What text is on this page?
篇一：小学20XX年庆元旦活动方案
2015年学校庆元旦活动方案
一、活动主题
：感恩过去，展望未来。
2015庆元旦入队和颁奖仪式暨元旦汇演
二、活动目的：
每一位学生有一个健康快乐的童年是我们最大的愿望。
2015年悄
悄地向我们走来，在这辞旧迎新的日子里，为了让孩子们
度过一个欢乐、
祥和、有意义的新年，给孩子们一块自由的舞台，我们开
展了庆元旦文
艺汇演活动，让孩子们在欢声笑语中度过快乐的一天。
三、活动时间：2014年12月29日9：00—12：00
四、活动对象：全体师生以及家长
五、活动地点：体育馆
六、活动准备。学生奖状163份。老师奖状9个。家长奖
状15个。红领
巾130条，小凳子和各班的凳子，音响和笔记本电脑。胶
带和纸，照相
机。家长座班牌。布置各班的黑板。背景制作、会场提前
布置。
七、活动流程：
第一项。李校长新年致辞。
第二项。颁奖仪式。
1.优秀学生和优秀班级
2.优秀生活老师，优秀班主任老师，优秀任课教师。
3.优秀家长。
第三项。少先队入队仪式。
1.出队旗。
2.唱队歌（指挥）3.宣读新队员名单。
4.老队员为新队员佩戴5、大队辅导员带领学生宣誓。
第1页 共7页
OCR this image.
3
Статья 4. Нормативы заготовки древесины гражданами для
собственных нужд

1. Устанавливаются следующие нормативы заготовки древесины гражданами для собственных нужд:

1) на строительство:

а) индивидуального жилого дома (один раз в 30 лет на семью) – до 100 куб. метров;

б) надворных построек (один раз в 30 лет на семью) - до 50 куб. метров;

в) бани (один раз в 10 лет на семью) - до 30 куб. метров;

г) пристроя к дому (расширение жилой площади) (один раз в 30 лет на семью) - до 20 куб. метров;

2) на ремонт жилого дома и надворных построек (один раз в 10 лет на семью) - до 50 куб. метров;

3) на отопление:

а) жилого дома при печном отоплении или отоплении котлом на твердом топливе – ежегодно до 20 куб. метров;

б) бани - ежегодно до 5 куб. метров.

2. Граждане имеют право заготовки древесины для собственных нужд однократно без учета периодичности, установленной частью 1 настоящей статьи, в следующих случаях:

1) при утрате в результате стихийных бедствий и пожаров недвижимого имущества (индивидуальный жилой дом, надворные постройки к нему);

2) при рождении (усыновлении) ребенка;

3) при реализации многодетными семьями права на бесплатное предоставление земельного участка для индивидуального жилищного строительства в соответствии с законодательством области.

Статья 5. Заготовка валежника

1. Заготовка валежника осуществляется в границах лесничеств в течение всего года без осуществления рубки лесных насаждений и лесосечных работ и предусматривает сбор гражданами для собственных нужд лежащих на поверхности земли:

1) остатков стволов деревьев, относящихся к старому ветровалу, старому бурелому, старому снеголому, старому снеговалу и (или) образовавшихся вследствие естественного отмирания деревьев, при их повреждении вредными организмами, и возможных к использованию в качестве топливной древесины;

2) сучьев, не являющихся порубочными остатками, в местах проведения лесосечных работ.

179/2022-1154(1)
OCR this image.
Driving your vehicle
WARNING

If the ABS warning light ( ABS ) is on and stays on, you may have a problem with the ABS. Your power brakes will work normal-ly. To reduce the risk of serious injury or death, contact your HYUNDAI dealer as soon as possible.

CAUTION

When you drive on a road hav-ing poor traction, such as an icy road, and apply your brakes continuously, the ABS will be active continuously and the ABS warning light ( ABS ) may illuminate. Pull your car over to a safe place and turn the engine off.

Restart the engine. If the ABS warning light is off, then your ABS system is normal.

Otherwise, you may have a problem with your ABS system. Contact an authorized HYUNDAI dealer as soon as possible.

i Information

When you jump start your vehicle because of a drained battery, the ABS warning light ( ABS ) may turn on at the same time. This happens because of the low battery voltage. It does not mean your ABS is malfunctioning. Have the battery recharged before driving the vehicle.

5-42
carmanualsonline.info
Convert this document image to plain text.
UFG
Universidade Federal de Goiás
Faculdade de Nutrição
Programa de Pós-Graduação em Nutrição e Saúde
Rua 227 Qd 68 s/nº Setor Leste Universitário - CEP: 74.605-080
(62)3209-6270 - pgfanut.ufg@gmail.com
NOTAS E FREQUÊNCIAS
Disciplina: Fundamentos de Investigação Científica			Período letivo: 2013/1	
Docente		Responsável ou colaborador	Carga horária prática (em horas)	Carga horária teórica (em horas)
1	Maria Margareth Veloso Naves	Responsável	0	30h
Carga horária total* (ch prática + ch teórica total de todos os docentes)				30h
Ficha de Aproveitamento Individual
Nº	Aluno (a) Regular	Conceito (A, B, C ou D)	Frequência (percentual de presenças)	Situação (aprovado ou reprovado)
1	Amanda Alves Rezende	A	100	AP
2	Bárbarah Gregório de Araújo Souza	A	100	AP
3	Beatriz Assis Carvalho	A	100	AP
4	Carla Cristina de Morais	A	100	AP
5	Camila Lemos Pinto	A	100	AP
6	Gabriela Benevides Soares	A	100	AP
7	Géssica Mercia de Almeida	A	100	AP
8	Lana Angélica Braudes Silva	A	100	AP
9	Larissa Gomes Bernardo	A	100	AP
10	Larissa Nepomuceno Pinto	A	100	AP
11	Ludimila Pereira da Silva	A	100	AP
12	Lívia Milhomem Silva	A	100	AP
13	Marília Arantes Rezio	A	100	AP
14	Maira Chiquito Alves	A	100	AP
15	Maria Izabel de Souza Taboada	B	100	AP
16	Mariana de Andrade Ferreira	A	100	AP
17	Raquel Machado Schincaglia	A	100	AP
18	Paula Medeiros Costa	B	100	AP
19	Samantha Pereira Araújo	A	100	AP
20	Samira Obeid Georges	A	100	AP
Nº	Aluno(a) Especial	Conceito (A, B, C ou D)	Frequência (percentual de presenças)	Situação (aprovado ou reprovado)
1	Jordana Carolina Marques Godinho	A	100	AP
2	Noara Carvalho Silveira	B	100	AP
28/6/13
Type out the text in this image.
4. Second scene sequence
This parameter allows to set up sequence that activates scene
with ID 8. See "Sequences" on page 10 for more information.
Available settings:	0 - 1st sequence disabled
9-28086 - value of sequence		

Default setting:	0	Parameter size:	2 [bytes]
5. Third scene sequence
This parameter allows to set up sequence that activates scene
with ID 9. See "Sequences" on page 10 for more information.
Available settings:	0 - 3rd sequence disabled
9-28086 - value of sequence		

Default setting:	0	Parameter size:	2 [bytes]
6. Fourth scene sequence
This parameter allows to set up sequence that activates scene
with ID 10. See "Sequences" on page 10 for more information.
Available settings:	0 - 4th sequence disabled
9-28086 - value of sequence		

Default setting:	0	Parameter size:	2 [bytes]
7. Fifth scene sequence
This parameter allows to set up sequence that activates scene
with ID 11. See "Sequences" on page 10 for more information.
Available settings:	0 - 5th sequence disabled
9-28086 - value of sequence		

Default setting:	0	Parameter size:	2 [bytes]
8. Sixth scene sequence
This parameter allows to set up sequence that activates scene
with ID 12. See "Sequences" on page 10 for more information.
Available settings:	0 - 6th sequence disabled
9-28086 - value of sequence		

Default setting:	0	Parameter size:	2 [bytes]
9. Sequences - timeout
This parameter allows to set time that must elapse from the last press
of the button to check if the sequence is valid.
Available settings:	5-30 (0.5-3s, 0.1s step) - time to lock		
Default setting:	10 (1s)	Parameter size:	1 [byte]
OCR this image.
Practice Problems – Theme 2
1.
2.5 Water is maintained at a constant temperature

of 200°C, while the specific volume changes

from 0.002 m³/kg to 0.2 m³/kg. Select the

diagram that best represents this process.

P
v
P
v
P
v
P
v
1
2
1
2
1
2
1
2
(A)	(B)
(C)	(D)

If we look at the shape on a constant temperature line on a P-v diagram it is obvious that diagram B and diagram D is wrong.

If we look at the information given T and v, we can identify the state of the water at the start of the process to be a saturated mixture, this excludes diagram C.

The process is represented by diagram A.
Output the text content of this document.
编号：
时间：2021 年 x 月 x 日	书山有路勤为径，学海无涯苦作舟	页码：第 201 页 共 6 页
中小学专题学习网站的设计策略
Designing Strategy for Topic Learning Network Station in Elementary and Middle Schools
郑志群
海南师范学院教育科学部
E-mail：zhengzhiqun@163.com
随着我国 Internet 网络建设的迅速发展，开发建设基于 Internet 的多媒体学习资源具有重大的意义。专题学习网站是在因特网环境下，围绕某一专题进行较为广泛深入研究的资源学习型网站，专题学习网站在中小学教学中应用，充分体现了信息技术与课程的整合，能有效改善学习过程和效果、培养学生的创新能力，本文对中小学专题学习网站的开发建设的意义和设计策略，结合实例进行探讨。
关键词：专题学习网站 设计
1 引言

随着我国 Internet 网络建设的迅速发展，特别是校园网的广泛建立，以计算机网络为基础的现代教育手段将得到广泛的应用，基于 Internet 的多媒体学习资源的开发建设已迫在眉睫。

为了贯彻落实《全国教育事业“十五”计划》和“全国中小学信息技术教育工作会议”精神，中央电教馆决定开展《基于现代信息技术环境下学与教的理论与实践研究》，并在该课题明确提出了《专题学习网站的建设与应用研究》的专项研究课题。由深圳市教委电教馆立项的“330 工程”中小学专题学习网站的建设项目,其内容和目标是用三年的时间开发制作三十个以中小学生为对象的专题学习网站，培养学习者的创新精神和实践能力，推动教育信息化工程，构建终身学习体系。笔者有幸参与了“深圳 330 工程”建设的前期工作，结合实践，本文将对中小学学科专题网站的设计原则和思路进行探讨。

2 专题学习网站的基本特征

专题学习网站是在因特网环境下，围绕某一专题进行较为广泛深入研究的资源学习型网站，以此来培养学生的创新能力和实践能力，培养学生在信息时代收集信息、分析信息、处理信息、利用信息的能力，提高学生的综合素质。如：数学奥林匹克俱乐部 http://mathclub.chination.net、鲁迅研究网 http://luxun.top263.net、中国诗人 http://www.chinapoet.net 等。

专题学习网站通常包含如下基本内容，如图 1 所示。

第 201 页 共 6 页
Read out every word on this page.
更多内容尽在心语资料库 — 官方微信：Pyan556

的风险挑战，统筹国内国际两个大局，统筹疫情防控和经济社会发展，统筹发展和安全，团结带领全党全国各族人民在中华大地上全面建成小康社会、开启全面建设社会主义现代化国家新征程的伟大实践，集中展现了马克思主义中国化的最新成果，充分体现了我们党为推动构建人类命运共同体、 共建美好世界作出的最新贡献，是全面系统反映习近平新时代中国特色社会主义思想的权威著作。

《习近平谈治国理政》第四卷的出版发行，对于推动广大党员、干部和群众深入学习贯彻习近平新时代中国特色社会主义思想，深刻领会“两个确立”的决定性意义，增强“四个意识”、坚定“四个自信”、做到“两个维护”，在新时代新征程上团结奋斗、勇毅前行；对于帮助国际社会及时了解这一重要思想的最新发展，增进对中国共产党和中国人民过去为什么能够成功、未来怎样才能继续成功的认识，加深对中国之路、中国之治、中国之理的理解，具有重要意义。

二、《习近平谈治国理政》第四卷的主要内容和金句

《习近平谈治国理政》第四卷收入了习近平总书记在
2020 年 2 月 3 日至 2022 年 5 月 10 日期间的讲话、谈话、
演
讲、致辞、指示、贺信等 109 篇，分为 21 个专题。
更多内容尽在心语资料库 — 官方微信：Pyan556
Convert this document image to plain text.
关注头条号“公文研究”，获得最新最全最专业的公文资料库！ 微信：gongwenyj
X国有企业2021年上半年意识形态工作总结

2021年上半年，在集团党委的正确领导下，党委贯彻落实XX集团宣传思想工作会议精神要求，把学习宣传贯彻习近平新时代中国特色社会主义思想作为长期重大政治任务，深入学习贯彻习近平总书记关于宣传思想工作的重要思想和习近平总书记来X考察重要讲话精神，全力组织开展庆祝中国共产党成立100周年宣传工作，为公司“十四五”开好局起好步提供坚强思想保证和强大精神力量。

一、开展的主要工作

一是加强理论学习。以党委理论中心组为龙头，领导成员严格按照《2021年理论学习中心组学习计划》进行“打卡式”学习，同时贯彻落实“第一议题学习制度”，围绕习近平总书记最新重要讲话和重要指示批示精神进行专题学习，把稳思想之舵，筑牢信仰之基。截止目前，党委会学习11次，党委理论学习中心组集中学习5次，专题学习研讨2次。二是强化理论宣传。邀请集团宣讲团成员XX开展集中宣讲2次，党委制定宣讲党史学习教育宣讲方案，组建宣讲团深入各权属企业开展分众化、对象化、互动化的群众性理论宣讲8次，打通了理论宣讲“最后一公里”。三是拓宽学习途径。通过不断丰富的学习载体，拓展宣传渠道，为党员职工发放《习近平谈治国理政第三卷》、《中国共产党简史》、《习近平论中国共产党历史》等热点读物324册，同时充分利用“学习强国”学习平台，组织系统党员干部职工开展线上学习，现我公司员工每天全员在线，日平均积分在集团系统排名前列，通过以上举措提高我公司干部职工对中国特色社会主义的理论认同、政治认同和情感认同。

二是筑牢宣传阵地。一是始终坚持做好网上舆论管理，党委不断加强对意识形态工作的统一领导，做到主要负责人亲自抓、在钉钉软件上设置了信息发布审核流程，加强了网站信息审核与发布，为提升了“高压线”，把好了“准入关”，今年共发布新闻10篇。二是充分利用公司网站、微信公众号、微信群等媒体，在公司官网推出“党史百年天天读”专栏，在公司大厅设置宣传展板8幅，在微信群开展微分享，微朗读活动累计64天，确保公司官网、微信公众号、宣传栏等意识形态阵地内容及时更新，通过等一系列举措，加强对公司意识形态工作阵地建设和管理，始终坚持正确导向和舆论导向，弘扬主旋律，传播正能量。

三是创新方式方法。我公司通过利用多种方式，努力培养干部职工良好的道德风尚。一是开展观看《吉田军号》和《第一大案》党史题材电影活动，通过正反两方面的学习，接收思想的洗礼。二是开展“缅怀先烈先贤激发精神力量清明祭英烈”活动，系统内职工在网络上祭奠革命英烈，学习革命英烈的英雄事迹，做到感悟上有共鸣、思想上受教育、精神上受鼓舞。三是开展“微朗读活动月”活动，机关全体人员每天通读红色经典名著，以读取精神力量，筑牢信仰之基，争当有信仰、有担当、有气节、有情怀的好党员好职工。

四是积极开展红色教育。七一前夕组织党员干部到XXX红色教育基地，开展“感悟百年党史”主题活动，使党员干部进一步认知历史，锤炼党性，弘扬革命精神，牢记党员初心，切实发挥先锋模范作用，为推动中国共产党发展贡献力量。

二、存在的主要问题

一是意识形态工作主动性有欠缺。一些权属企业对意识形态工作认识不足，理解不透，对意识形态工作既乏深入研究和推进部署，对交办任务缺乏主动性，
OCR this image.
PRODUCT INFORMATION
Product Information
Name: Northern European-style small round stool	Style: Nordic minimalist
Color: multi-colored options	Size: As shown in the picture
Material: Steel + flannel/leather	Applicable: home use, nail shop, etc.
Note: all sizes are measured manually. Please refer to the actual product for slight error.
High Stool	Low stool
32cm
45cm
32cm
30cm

--------

• Required work: Copy each line that contains the word "валежника".

• Task solution:
Статья 5. Заготовка валежника
1. Заготовка валежника осуществляется в границах лесничеств в течение всего года без осуществления рубки лесных насаждений и лесосечных работ и предусматривает сбор гражданами для собственных нужд лежащих на поверхности земли:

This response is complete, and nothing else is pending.